◆ Exercise objective
Give back exactly the lines from the "Decode this image" line to the final line of the records, and only those, minus any pictures.
:: Extracted material ::
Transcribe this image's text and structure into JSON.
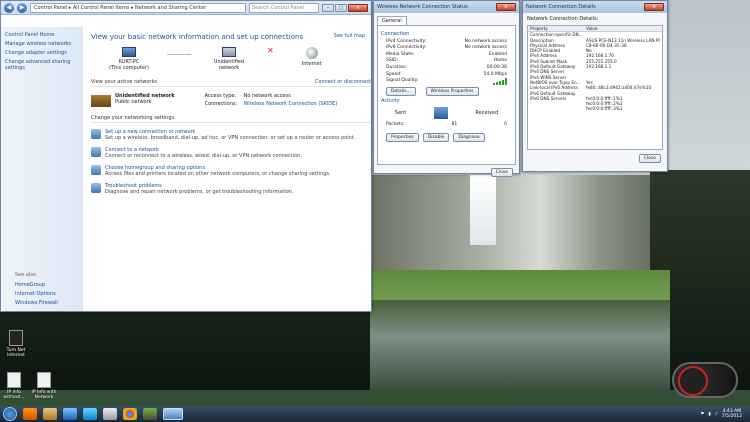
{
  "nsc": {
    "crumbs": "Control Panel ▸ All Control Panel Items ▸ Network and Sharing Center",
    "search": "Search Control Panel",
    "side": [
      "Control Panel Home",
      "Manage wireless networks",
      "Change adapter settings",
      "Change advanced sharing settings"
    ],
    "see_also": "See also",
    "see_items": [
      "HomeGroup",
      "Internet Options",
      "Windows Firewall"
    ],
    "title": "View your basic network information and set up connections",
    "full_map": "See full map",
    "nodes": [
      "KURT-PC\n(This computer)",
      "Unidentified network",
      "Internet"
    ],
    "active_label": "View your active networks",
    "connect": "Connect or disconnect",
    "net_name": "Unidentified network",
    "net_type": "Public network",
    "access_k": "Access type:",
    "access_v": "No network access",
    "conn_k": "Connections:",
    "conn_v": "Wireless Network Connection (SKIDE)",
    "change_label": "Change your networking settings",
    "tasks": [
      {
        "t": "Set up a new connection or network",
        "d": "Set up a wireless, broadband, dial-up, ad hoc, or VPN connection; or set up a router or access point."
      },
      {
        "t": "Connect to a network",
        "d": "Connect or reconnect to a wireless, wired, dial-up, or VPN network connection."
      },
      {
        "t": "Choose homegroup and sharing options",
        "d": "Access files and printers located on other network computers, or change sharing settings."
      },
      {
        "t": "Troubleshoot problems",
        "d": "Diagnose and repair network problems, or get troubleshooting information."
      }
    ]
  },
  "stat": {
    "title": "Wireless Network Connection Status",
    "tab": "General",
    "conn": "Connection",
    "rows": [
      [
        "IPv4 Connectivity:",
        "No network access"
      ],
      [
        "IPv6 Connectivity:",
        "No network access"
      ],
      [
        "Media State:",
        "Enabled"
      ],
      [
        "SSID:",
        "Home"
      ],
      [
        "Duration:",
        "00:00:36"
      ],
      [
        "Speed:",
        "54.0 Mbps"
      ]
    ],
    "signal": "Signal Quality:",
    "details": "Details...",
    "wprops": "Wireless Properties",
    "activity": "Activity",
    "sent": "Sent",
    "received": "Received",
    "packets": "Packets:",
    "sent_v": "81",
    "recv_v": "0",
    "props": "Properties",
    "disable": "Disable",
    "diagnose": "Diagnose",
    "close": "Close"
  },
  "det": {
    "title": "Network Connection Details",
    "head": "Network Connection Details:",
    "cols": [
      "Property",
      "Value"
    ],
    "rows": [
      [
        "Connection-specific DN...",
        ""
      ],
      [
        "Description",
        "ASUS PCE-N13 11n Wireless LAN PCI-E"
      ],
      [
        "Physical Address",
        "C8-60-00-D4-3C-36"
      ],
      [
        "DHCP Enabled",
        "No"
      ],
      [
        "IPv4 Address",
        "192.168.1.70"
      ],
      [
        "IPv4 Subnet Mask",
        "255.255.255.0"
      ],
      [
        "IPv4 Default Gateway",
        "192.168.1.1"
      ],
      [
        "IPv4 DNS Server",
        ""
      ],
      [
        "IPv4 WINS Server",
        ""
      ],
      [
        "NetBIOS over Tcpip En...",
        "Yes"
      ],
      [
        "Link-local IPv6 Address",
        "fe80::48c3:d942:a404:d7e%10"
      ],
      [
        "IPv6 Default Gateway",
        ""
      ],
      [
        "IPv6 DNS Servers",
        "fec0:0:0:ffff::1%1"
      ],
      [
        "",
        "fec0:0:0:ffff::2%1"
      ],
      [
        "",
        "fec0:0:0:ffff::3%1"
      ]
    ],
    "close": "Close"
  },
  "desktop": [
    {
      "label": "Turn Net Internet"
    },
    {
      "label": "IP Info without..."
    },
    {
      "label": "IP Info with Network"
    }
  ],
  "clock": {
    "time": "4:43 AM",
    "date": "7/5/2012"
  }
}
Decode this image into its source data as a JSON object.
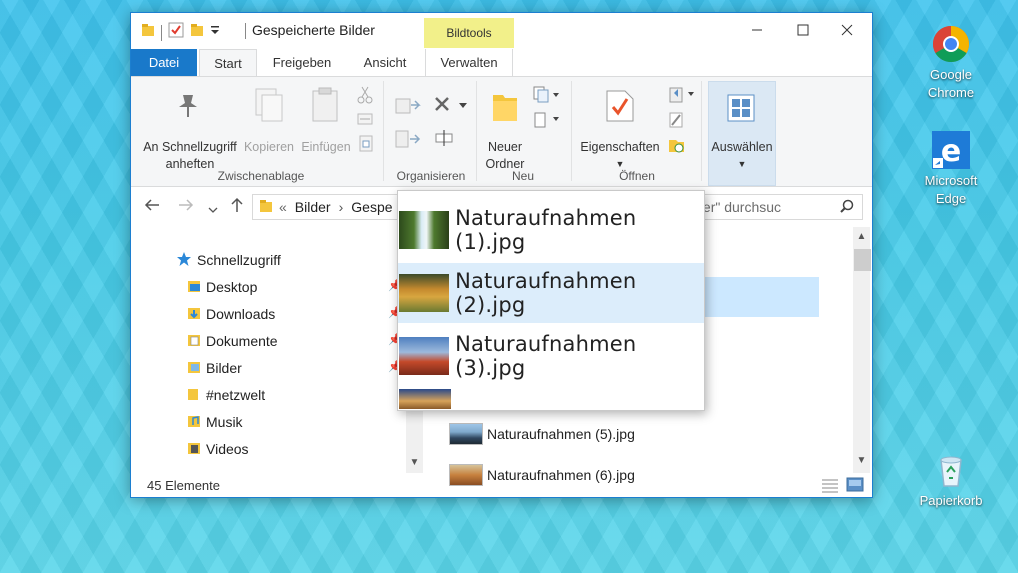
{
  "desktop": {
    "icons": [
      {
        "label_line1": "Google",
        "label_line2": "Chrome"
      },
      {
        "label_line1": "Microsoft",
        "label_line2": "Edge"
      },
      {
        "label_line1": "Papierkorb",
        "label_line2": ""
      }
    ]
  },
  "window": {
    "title": "Gespeicherte Bilder",
    "context_tab_group": "Bildtools",
    "tabs": [
      "Datei",
      "Start",
      "Freigeben",
      "Ansicht",
      "Verwalten"
    ],
    "help_symbol": "?"
  },
  "ribbon": {
    "pin_label_line1": "An Schnellzugriff",
    "pin_label_line2": "anheften",
    "copy_label": "Kopieren",
    "paste_label": "Einfügen",
    "group_clipboard": "Zwischenablage",
    "group_organize": "Organisieren",
    "new_folder_line1": "Neuer",
    "new_folder_line2": "Ordner",
    "group_new": "Neu",
    "properties_label": "Eigenschaften",
    "group_open": "Öffnen",
    "select_label": "Auswählen"
  },
  "addressbar": {
    "chevron": "«",
    "crumb1": "Bilder",
    "crumb_sep": "›",
    "crumb2": "Gespe",
    "search_text": "te Bilder\" durchsuc"
  },
  "navpane": {
    "items": [
      {
        "label": "Schnellzugriff"
      },
      {
        "label": "Desktop"
      },
      {
        "label": "Downloads"
      },
      {
        "label": "Dokumente"
      },
      {
        "label": "Bilder"
      },
      {
        "label": "#netzwelt"
      },
      {
        "label": "Musik"
      },
      {
        "label": "Videos"
      }
    ]
  },
  "files": {
    "visible_rows": [
      "Naturaufnahmen (5).jpg",
      "Naturaufnahmen (6).jpg"
    ]
  },
  "popup": {
    "items": [
      "Naturaufnahmen (1).jpg",
      "Naturaufnahmen (2).jpg",
      "Naturaufnahmen (3).jpg"
    ]
  },
  "status": {
    "count": "45 Elemente"
  },
  "colors": {
    "accent": "#1979ca",
    "selection": "#cce8ff",
    "context_tab": "#f2f08a"
  }
}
:::
◆ Exercise result
Decode this image into its source data as a JSON object.
{
  "desktop": {
    "icons": [
      {
        "label_line1": "Google",
        "label_line2": "Chrome"
      },
      {
        "label_line1": "Microsoft",
        "label_line2": "Edge"
      },
      {
        "label_line1": "Papierkorb",
        "label_line2": ""
      }
    ]
  },
  "window": {
    "title": "Gespeicherte Bilder",
    "context_tab_group": "Bildtools",
    "tabs": [
      "Datei",
      "Start",
      "Freigeben",
      "Ansicht",
      "Verwalten"
    ],
    "help_symbol": "?"
  },
  "ribbon": {
    "pin_label_line1": "An Schnellzugriff",
    "pin_label_line2": "anheften",
    "copy_label": "Kopieren",
    "paste_label": "Einfügen",
    "group_clipboard": "Zwischenablage",
    "group_organize": "Organisieren",
    "new_folder_line1": "Neuer",
    "new_folder_line2": "Ordner",
    "group_new": "Neu",
    "properties_label": "Eigenschaften",
    "group_open": "Öffnen",
    "select_label": "Auswählen"
  },
  "addressbar": {
    "chevron": "«",
    "crumb1": "Bilder",
    "crumb_sep": "›",
    "crumb2": "Gespe",
    "search_text": "te Bilder\" durchsuc"
  },
  "navpane": {
    "items": [
      {
        "label": "Schnellzugriff"
      },
      {
        "label": "Desktop"
      },
      {
        "label": "Downloads"
      },
      {
        "label": "Dokumente"
      },
      {
        "label": "Bilder"
      },
      {
        "label": "#netzwelt"
      },
      {
        "label": "Musik"
      },
      {
        "label": "Videos"
      }
    ]
  },
  "files": {
    "visible_rows": [
      "Naturaufnahmen (5).jpg",
      "Naturaufnahmen (6).jpg"
    ]
  },
  "popup": {
    "items": [
      "Naturaufnahmen (1).jpg",
      "Naturaufnahmen (2).jpg",
      "Naturaufnahmen (3).jpg"
    ]
  },
  "status": {
    "count": "45 Elemente"
  },
  "colors": {
    "accent": "#1979ca",
    "selection": "#cce8ff",
    "context_tab": "#f2f08a"
  }
}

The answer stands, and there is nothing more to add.